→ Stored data
>>>

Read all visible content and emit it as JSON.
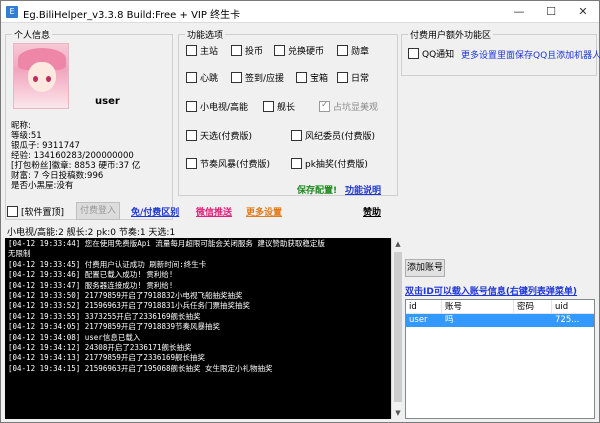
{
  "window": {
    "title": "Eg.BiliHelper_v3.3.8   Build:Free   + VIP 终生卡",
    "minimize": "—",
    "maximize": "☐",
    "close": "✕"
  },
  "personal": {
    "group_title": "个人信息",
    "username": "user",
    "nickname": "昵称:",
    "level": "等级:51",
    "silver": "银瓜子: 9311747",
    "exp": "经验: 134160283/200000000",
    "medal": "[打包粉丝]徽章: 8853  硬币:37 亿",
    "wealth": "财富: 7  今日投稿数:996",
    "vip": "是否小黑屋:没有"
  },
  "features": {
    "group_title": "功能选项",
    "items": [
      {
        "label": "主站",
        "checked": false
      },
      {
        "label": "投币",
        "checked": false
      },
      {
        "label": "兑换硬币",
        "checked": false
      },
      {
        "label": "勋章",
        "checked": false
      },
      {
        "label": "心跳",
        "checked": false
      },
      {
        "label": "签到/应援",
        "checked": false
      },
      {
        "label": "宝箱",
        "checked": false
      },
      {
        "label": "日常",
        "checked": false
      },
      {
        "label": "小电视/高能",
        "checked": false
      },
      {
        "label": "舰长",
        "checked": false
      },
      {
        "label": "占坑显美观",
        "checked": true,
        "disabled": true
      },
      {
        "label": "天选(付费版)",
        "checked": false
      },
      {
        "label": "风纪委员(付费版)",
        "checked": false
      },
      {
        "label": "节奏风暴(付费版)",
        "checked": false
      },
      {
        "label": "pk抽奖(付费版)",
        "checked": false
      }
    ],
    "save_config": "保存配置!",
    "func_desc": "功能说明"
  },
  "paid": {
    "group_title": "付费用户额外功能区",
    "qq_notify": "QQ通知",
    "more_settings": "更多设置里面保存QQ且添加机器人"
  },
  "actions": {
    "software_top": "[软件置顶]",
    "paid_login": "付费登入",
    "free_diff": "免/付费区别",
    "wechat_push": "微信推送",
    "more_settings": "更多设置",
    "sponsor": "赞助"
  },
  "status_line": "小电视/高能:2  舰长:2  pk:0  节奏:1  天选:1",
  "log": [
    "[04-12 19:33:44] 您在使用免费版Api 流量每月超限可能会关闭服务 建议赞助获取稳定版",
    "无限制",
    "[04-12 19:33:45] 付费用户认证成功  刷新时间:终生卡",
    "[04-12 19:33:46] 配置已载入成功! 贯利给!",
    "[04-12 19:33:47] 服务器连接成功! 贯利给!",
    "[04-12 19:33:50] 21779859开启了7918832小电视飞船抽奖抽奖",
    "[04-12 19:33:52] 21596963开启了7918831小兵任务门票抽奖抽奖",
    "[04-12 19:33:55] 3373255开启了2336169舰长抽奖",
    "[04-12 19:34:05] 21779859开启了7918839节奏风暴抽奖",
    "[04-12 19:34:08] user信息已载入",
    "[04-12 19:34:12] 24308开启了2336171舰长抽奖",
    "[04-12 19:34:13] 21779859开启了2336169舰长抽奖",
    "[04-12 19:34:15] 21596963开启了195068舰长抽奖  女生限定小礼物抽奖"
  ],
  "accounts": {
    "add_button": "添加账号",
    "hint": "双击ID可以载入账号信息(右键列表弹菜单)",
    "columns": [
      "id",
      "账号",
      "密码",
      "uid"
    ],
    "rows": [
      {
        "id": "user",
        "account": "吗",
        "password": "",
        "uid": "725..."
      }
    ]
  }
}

<<<
>>>

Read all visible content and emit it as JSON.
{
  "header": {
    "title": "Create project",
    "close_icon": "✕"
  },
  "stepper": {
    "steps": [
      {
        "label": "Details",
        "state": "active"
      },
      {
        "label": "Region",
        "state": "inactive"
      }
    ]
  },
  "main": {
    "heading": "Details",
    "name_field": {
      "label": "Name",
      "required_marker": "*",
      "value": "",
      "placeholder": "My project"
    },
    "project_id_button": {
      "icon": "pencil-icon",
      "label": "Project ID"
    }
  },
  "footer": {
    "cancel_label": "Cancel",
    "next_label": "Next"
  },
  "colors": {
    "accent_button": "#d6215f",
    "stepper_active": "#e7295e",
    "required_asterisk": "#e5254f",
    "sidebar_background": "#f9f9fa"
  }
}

<<<
>>>

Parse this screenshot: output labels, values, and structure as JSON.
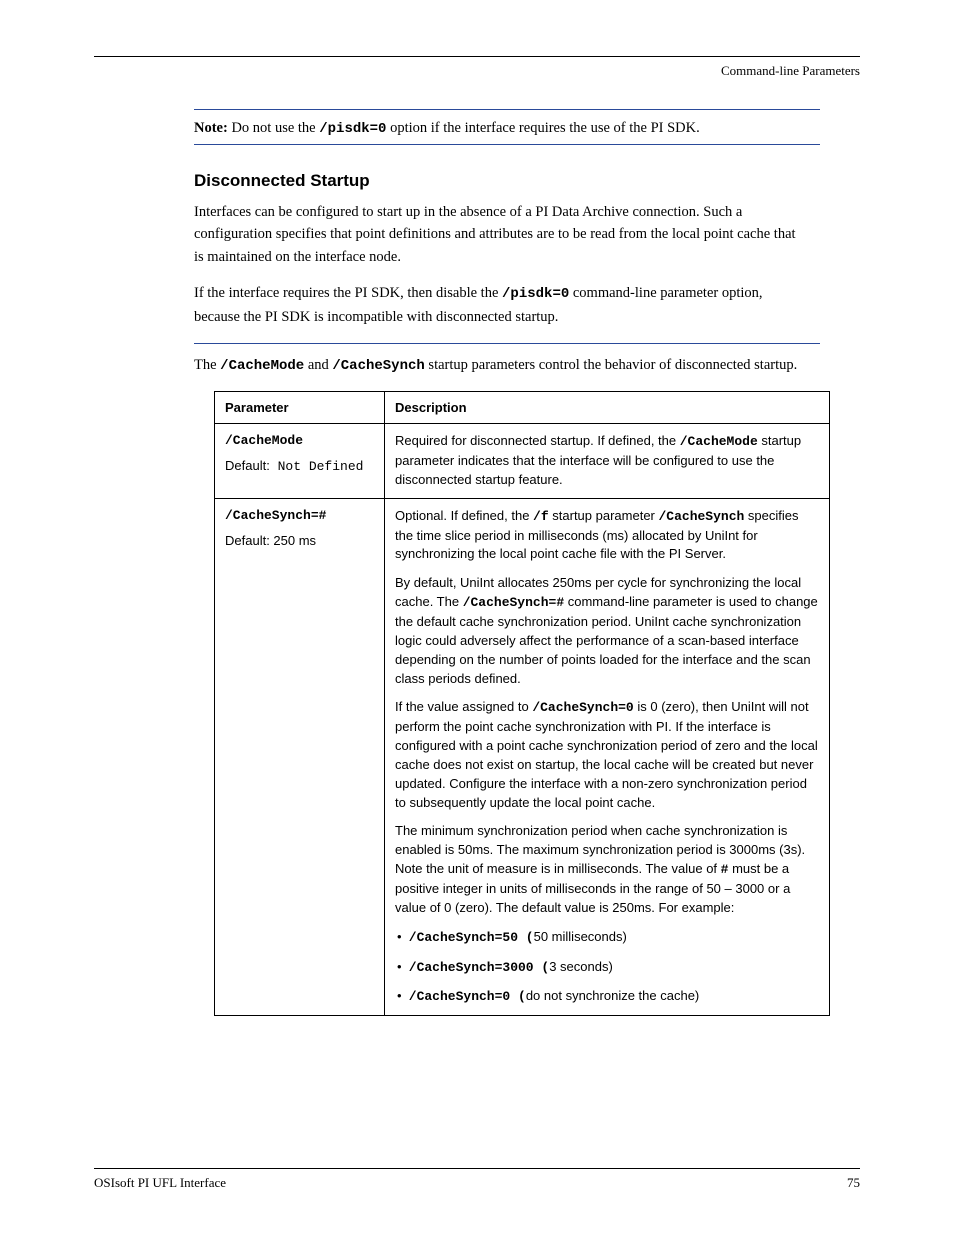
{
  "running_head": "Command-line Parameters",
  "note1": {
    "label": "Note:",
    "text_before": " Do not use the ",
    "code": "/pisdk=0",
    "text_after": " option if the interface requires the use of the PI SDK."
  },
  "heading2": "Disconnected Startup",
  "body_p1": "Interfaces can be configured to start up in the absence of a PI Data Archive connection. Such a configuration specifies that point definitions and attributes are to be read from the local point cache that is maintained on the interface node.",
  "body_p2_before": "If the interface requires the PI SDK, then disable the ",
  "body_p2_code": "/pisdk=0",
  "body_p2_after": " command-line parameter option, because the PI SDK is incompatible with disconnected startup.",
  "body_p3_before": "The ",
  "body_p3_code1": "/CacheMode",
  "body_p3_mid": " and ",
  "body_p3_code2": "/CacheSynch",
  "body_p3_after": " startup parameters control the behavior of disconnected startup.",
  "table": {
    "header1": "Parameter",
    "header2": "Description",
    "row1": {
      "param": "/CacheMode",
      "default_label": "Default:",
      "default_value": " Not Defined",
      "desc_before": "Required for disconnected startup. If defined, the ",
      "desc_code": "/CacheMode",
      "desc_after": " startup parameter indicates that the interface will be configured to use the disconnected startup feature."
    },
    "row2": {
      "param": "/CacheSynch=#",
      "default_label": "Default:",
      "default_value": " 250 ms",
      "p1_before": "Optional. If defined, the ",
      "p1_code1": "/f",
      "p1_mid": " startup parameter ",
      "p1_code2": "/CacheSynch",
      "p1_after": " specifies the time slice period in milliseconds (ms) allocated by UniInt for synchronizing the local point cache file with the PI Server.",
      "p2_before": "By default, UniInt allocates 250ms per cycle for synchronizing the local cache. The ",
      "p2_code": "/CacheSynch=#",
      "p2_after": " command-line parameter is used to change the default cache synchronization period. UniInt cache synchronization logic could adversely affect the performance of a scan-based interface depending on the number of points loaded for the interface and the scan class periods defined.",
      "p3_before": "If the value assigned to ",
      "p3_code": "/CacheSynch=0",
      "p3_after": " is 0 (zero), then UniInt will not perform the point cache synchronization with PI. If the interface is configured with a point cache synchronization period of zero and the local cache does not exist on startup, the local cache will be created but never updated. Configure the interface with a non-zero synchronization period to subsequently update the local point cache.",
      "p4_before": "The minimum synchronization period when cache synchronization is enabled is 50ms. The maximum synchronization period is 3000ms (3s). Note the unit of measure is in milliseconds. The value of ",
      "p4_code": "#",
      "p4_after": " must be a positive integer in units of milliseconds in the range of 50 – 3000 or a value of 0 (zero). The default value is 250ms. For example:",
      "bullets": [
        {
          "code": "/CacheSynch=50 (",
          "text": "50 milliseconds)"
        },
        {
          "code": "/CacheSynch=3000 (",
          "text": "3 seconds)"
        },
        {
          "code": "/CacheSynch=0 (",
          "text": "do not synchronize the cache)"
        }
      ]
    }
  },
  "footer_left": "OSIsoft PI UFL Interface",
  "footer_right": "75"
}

<<<

→ Short task
Copy all lines from the material that hold "CacheSynch".

→ Result of this exercise
  "body_p3_code2": "/CacheSynch",
      "param": "/CacheSynch=#",
      "p1_code2": "/CacheSynch",
      "p2_code": "/CacheSynch=#",
      "p3_code": "/CacheSynch=0",
          "code": "/CacheSynch=50 (",
          "code": "/CacheSynch=3000 (",
          "code": "/CacheSynch=0 (",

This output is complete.